(Records from a data source)
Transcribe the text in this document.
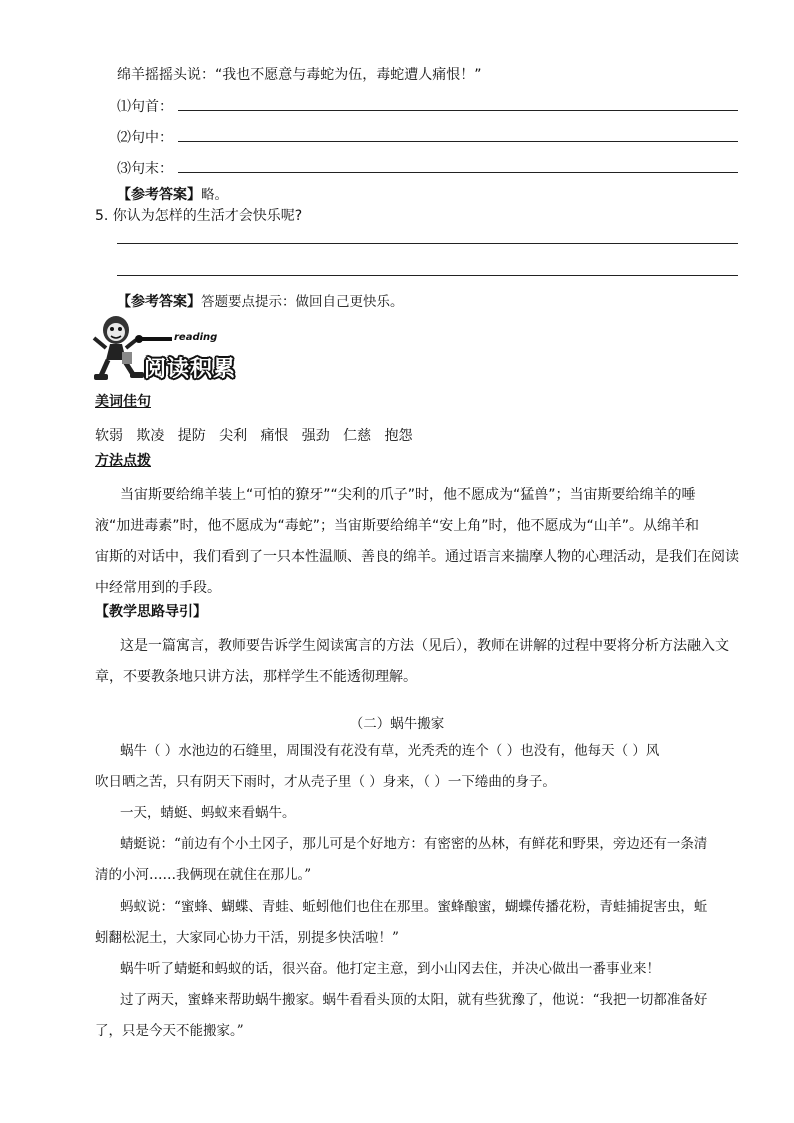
绵羊摇摇头说：“我也不愿意与毒蛇为伍，毒蛇遭人痛恨！”
⑴句首：
⑵句中：
⑶句末：
【参考答案】略。
5. 你认为怎样的生活才会快乐呢?
【参考答案】答题要点提示：做回自己更快乐。
reading
阅读积累
美词佳句
软弱 欺凌 提防 尖利 痛恨 强劲 仁慈 抱怨
方法点拨
当宙斯要给绵羊装上“可怕的獠牙”“尖利的爪子”时，他不愿成为“猛兽”；当宙斯要给绵羊的唾
液“加进毒素”时，他不愿成为“毒蛇”；当宙斯要给绵羊“安上角”时，他不愿成为“山羊”。从绵羊和
宙斯的对话中，我们看到了一只本性温顺、善良的绵羊。通过语言来揣摩人物的心理活动，是我们在阅读
中经常用到的手段。
【教学思路导引】
这是一篇寓言，教师要告诉学生阅读寓言的方法（见后），教师在讲解的过程中要将分析方法融入文
章，不要教条地只讲方法，那样学生不能透彻理解。
（二）蜗牛搬家
蜗牛（ ）水池边的石缝里，周围没有花没有草，光秃秃的连个（ ）也没有，他每天（ ）风
吹日晒之苦，只有阴天下雨时，才从壳子里（ ）身来，（ ）一下绻曲的身子。
一天，蜻蜓、蚂蚁来看蜗牛。
蜻蜓说：“前边有个小土冈子，那儿可是个好地方：有密密的丛林，有鲜花和野果，旁边还有一条清
清的小河……我俩现在就住在那儿。”
蚂蚁说：“蜜蜂、蝴蝶、青蛙、蚯蚓他们也住在那里。蜜蜂酿蜜，蝴蝶传播花粉，青蛙捕捉害虫，蚯
蚓翻松泥土，大家同心协力干活，别提多快活啦！”
蜗牛听了蜻蜓和蚂蚁的话，很兴奋。他打定主意，到小山冈去住，并决心做出一番事业来！
过了两天，蜜蜂来帮助蜗牛搬家。蜗牛看看头顶的太阳，就有些犹豫了，他说：“我把一切都准备好
了，只是今天不能搬家。”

GIVEN TASK: Extract the full listing above verbatim; pictures are to be left out of the copy.

ANSWER IN FULL:
Transcribe the text in this document.
绵羊摇摇头说：“我也不愿意与毒蛇为伍，毒蛇遭人痛恨！”
⑴句首：
⑵句中：
⑶句末：
【参考答案】略。
5. 你认为怎样的生活才会快乐呢?
【参考答案】答题要点提示：做回自己更快乐。
reading
阅读积累
美词佳句
软弱 欺凌 提防 尖利 痛恨 强劲 仁慈 抱怨
方法点拨
当宙斯要给绵羊装上“可怕的獠牙”“尖利的爪子”时，他不愿成为“猛兽”；当宙斯要给绵羊的唾
液“加进毒素”时，他不愿成为“毒蛇”；当宙斯要给绵羊“安上角”时，他不愿成为“山羊”。从绵羊和
宙斯的对话中，我们看到了一只本性温顺、善良的绵羊。通过语言来揣摩人物的心理活动，是我们在阅读
中经常用到的手段。
【教学思路导引】
这是一篇寓言，教师要告诉学生阅读寓言的方法（见后），教师在讲解的过程中要将分析方法融入文
章，不要教条地只讲方法，那样学生不能透彻理解。
（二）蜗牛搬家
蜗牛（ ）水池边的石缝里，周围没有花没有草，光秃秃的连个（ ）也没有，他每天（ ）风
吹日晒之苦，只有阴天下雨时，才从壳子里（ ）身来，（ ）一下绻曲的身子。
一天，蜻蜓、蚂蚁来看蜗牛。
蜻蜓说：“前边有个小土冈子，那儿可是个好地方：有密密的丛林，有鲜花和野果，旁边还有一条清
清的小河……我俩现在就住在那儿。”
蚂蚁说：“蜜蜂、蝴蝶、青蛙、蚯蚓他们也住在那里。蜜蜂酿蜜，蝴蝶传播花粉，青蛙捕捉害虫，蚯
蚓翻松泥土，大家同心协力干活，别提多快活啦！”
蜗牛听了蜻蜓和蚂蚁的话，很兴奋。他打定主意，到小山冈去住，并决心做出一番事业来！
过了两天，蜜蜂来帮助蜗牛搬家。蜗牛看看头顶的太阳，就有些犹豫了，他说：“我把一切都准备好
了，只是今天不能搬家。”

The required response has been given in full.